Stored data:
▼

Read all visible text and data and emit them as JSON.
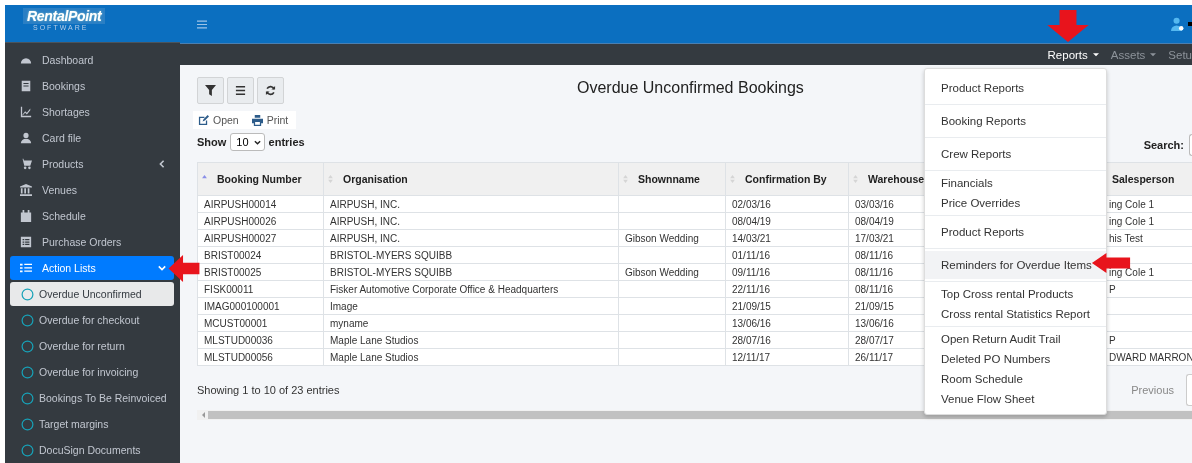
{
  "logo": {
    "name": "RentalPoint",
    "tagline": "SOFTWARE"
  },
  "sidebar": {
    "items": [
      {
        "label": "Dashboard",
        "kind": "link",
        "selected": false
      },
      {
        "label": "Bookings",
        "kind": "link",
        "selected": false
      },
      {
        "label": "Shortages",
        "kind": "link",
        "selected": false
      },
      {
        "label": "Card file",
        "kind": "link",
        "selected": false
      },
      {
        "label": "Products",
        "kind": "group",
        "selected": false,
        "expanded": false
      },
      {
        "label": "Venues",
        "kind": "link",
        "selected": false
      },
      {
        "label": "Schedule",
        "kind": "link",
        "selected": false
      },
      {
        "label": "Purchase Orders",
        "kind": "link",
        "selected": false
      },
      {
        "label": "Action Lists",
        "kind": "group",
        "selected": true,
        "expanded": true,
        "children": [
          {
            "label": "Overdue Unconfirmed",
            "selected": true
          },
          {
            "label": "Overdue for checkout",
            "selected": false
          },
          {
            "label": "Overdue for return",
            "selected": false
          },
          {
            "label": "Overdue for invoicing",
            "selected": false
          },
          {
            "label": "Bookings To Be Reinvoiced",
            "selected": false
          },
          {
            "label": "Target margins",
            "selected": false
          },
          {
            "label": "DocuSign Documents",
            "selected": false
          }
        ]
      }
    ]
  },
  "nav": [
    {
      "label": "Reports",
      "selected": true
    },
    {
      "label": "Assets",
      "selected": false
    },
    {
      "label": "Setu",
      "selected": false
    }
  ],
  "page": {
    "title": "Overdue Unconfirmed Bookings",
    "actions": [
      "Open",
      "Print"
    ],
    "show_label": "Show",
    "page_size": "10",
    "entries_label": "entries",
    "search_label": "Search:",
    "info": "Showing 1 to 10 of 23 entries",
    "previous": "Previous"
  },
  "table": {
    "columns": [
      {
        "label": "Booking Number",
        "sorted": true
      },
      {
        "label": "Organisation",
        "sorted": false
      },
      {
        "label": "Shownname",
        "sorted": false
      },
      {
        "label": "Confirmation By",
        "sorted": false
      },
      {
        "label": "Warehouse",
        "sorted": false
      },
      {
        "label": "Salesperson"
      }
    ],
    "rows": [
      [
        "AIRPUSH00014",
        "AIRPUSH, INC.",
        "",
        "02/03/16",
        "03/03/16",
        "ing Cole 1"
      ],
      [
        "AIRPUSH00026",
        "AIRPUSH, INC.",
        "",
        "08/04/19",
        "08/04/19",
        "ing Cole 1"
      ],
      [
        "AIRPUSH00027",
        "AIRPUSH, INC.",
        "Gibson Wedding",
        "14/03/21",
        "17/03/21",
        "his Test"
      ],
      [
        "BRIST00024",
        "BRISTOL-MYERS SQUIBB",
        "",
        "01/11/16",
        "08/11/16",
        ""
      ],
      [
        "BRIST00025",
        "BRISTOL-MYERS SQUIBB",
        "Gibson Wedding",
        "09/11/16",
        "08/11/16",
        "ing Cole 1"
      ],
      [
        "FISK00011",
        "Fisker Automotive Corporate Office & Headquarters",
        "",
        "22/11/16",
        "08/11/16",
        "P"
      ],
      [
        "IMAG000100001",
        "Image",
        "",
        "21/09/15",
        "21/09/15",
        ""
      ],
      [
        "MCUST00001",
        "myname",
        "",
        "13/06/16",
        "13/06/16",
        ""
      ],
      [
        "MLSTUD00036",
        "Maple Lane Studios",
        "",
        "28/07/16",
        "28/07/17",
        "P"
      ],
      [
        "MLSTUD00056",
        "Maple Lane Studios",
        "",
        "12/11/17",
        "26/11/17",
        "DWARD MARRON"
      ]
    ]
  },
  "reports_menu": {
    "groups": [
      [
        {
          "label": "Product Reports",
          "selected": false
        }
      ],
      [
        {
          "label": "Booking Reports",
          "selected": false
        }
      ],
      [
        {
          "label": "Crew Reports",
          "selected": false
        }
      ],
      [
        {
          "label": "Financials",
          "selected": false
        },
        {
          "label": "Price Overrides",
          "selected": false
        }
      ],
      [
        {
          "label": "Product Reports",
          "selected": false
        }
      ],
      [
        {
          "label": "Reminders for Overdue Items",
          "selected": true
        }
      ],
      [
        {
          "label": "Top Cross rental Products",
          "selected": false
        },
        {
          "label": "Cross rental Statistics Report",
          "selected": false
        }
      ],
      [
        {
          "label": "Open Return Audit Trail",
          "selected": false
        },
        {
          "label": "Deleted PO Numbers",
          "selected": false
        },
        {
          "label": "Room Schedule",
          "selected": false
        },
        {
          "label": "Venue Flow Sheet",
          "selected": false
        }
      ]
    ]
  }
}
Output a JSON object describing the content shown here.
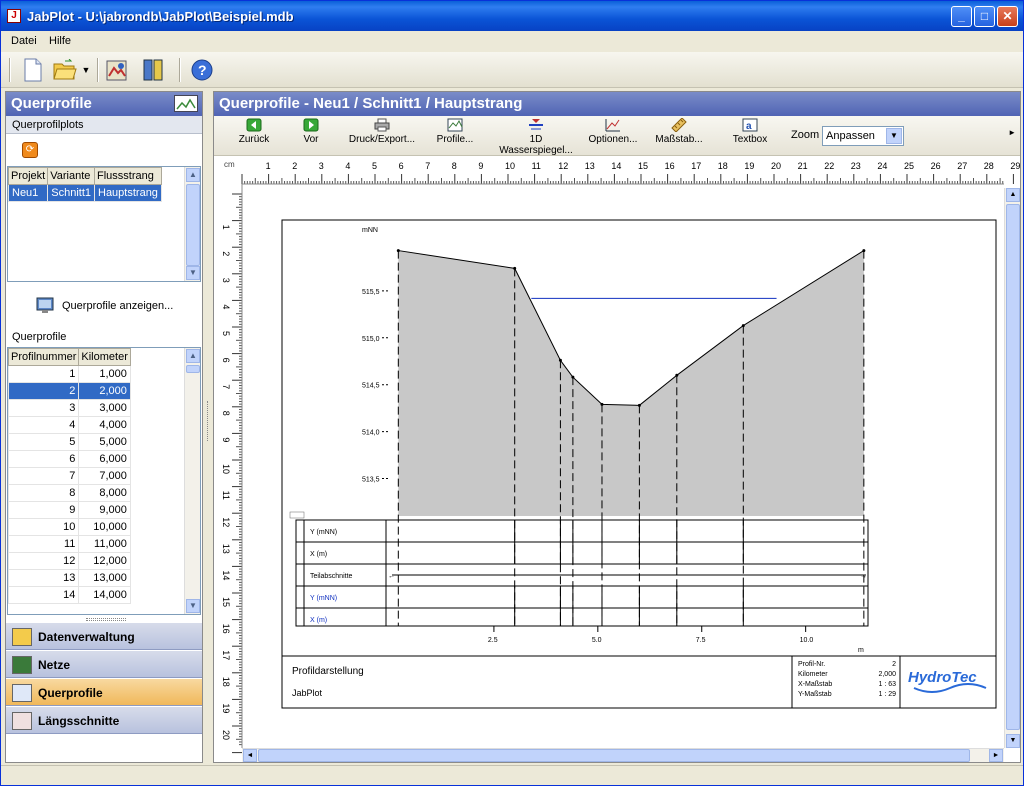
{
  "window": {
    "title": "JabPlot - U:\\jabrondb\\JabPlot\\Beispiel.mdb"
  },
  "menu": {
    "file": "Datei",
    "help": "Hilfe"
  },
  "left": {
    "header": "Querprofile",
    "plots_label": "Querprofilplots",
    "plots_columns": [
      "Projekt",
      "Variante",
      "Flussstrang"
    ],
    "plots_rows": [
      [
        "Neu1",
        "Schnitt1",
        "Hauptstrang"
      ]
    ],
    "show_button": "Querprofile anzeigen...",
    "profiles_label": "Querprofile",
    "profiles_columns": [
      "Profilnummer",
      "Kilometer"
    ],
    "profiles_rows": [
      [
        "1",
        "1,000"
      ],
      [
        "2",
        "2,000"
      ],
      [
        "3",
        "3,000"
      ],
      [
        "4",
        "4,000"
      ],
      [
        "5",
        "5,000"
      ],
      [
        "6",
        "6,000"
      ],
      [
        "7",
        "7,000"
      ],
      [
        "8",
        "8,000"
      ],
      [
        "9",
        "9,000"
      ],
      [
        "10",
        "10,000"
      ],
      [
        "11",
        "11,000"
      ],
      [
        "12",
        "12,000"
      ],
      [
        "13",
        "13,000"
      ],
      [
        "14",
        "14,000"
      ]
    ],
    "selected_profile": "2",
    "nav": [
      "Datenverwaltung",
      "Netze",
      "Querprofile",
      "Längsschnitte"
    ],
    "nav_active": "Querprofile"
  },
  "right": {
    "header": "Querprofile - Neu1 / Schnitt1 / Hauptstrang",
    "toolbar": [
      "Zurück",
      "Vor",
      "Druck/Export...",
      "Profile...",
      "1D Wasserspiegel...",
      "Optionen...",
      "Maßstab...",
      "Textbox"
    ],
    "zoom_label": "Zoom",
    "zoom_value": "Anpassen",
    "ruler_unit": "cm"
  },
  "plot": {
    "y_unit": "mNN",
    "x_unit": "m",
    "y_ticks": [
      "515,5",
      "515,0",
      "514,5",
      "514,0",
      "513,5"
    ],
    "x_ticks": [
      "2.5",
      "5.0",
      "7.5",
      "10.0"
    ],
    "table_rows": [
      "Y (mNN)",
      "X (m)",
      "Teilabschnitte",
      "Y (mNN)",
      "X (m)"
    ],
    "footer_title": "Profildarstellung",
    "footer_sub": "JabPlot",
    "info_labels": [
      "Profil-Nr.",
      "Kilometer",
      "X-Maßstab",
      "Y-Maßstab"
    ],
    "info_values": [
      "2",
      "2,000",
      "1 : 63",
      "1 : 29"
    ],
    "logo": "HydroTec"
  },
  "chart_data": {
    "type": "area",
    "x": [
      0.2,
      3.0,
      4.1,
      4.4,
      5.1,
      6.0,
      6.9,
      8.5,
      11.4
    ],
    "y": [
      515.93,
      515.74,
      514.76,
      514.58,
      514.29,
      514.28,
      514.6,
      515.13,
      515.93
    ],
    "water_level": 515.42,
    "water_x": [
      3.4,
      9.3
    ],
    "xlim": [
      0,
      11.5
    ],
    "ylim": [
      513.1,
      516.0
    ]
  }
}
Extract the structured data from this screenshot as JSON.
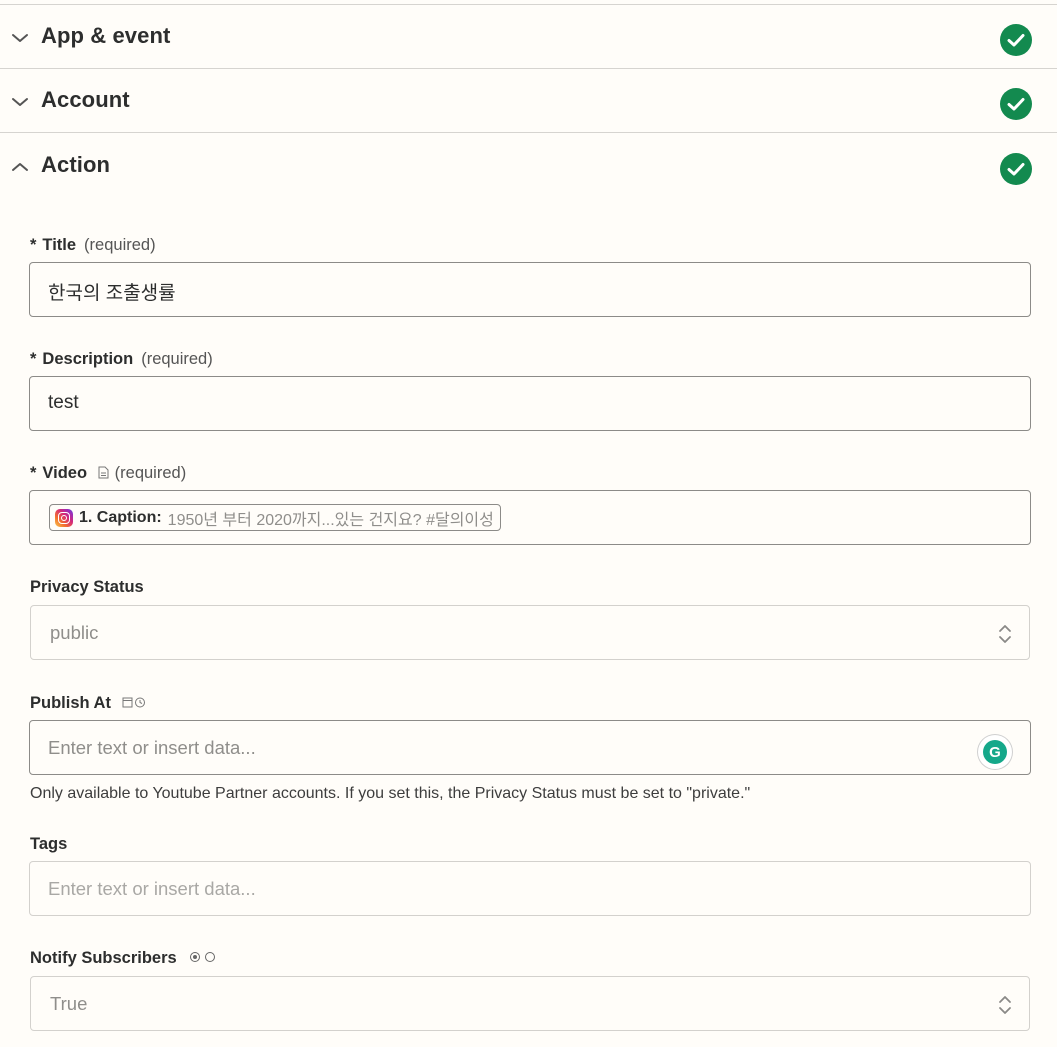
{
  "sections": {
    "app_event": {
      "title": "App & event"
    },
    "account": {
      "title": "Account"
    },
    "action": {
      "title": "Action"
    }
  },
  "colors": {
    "accent_check": "#138a4f",
    "field_border": "#8c8b88",
    "background": "#fffdf9"
  },
  "fields": {
    "title": {
      "star": "*",
      "label": "Title",
      "req": "(required)",
      "value": "한국의 조출생률"
    },
    "description": {
      "star": "*",
      "label": "Description",
      "req": "(required)",
      "value": "test"
    },
    "video": {
      "star": "*",
      "label": "Video",
      "req": "(required)",
      "icon": "document-icon",
      "pill_label": "1. Caption:",
      "pill_value": "1950년 부터 2020까지...있는 건지요?  #달의이성"
    },
    "privacy": {
      "label": "Privacy Status",
      "value": "public"
    },
    "publish_at": {
      "label": "Publish At",
      "icon": "calendar-clock-icon",
      "placeholder": "Enter text or insert data...",
      "help": "Only available to Youtube Partner accounts. If you set this, the Privacy Status must be set to \"private.\""
    },
    "tags": {
      "label": "Tags",
      "placeholder": "Enter text or insert data..."
    },
    "notify": {
      "label": "Notify Subscribers",
      "icon": "radio-icon",
      "value": "True"
    }
  },
  "grammarly": {
    "letter": "G"
  }
}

▲

◆ **Task description**
Copy out every line that includes the word "Status".

◆ **Completed task**
      "label": "Privacy Status",
      "help": "Only available to Youtube Partner accounts. If you set this, the Privacy Status must be set to \"private.\""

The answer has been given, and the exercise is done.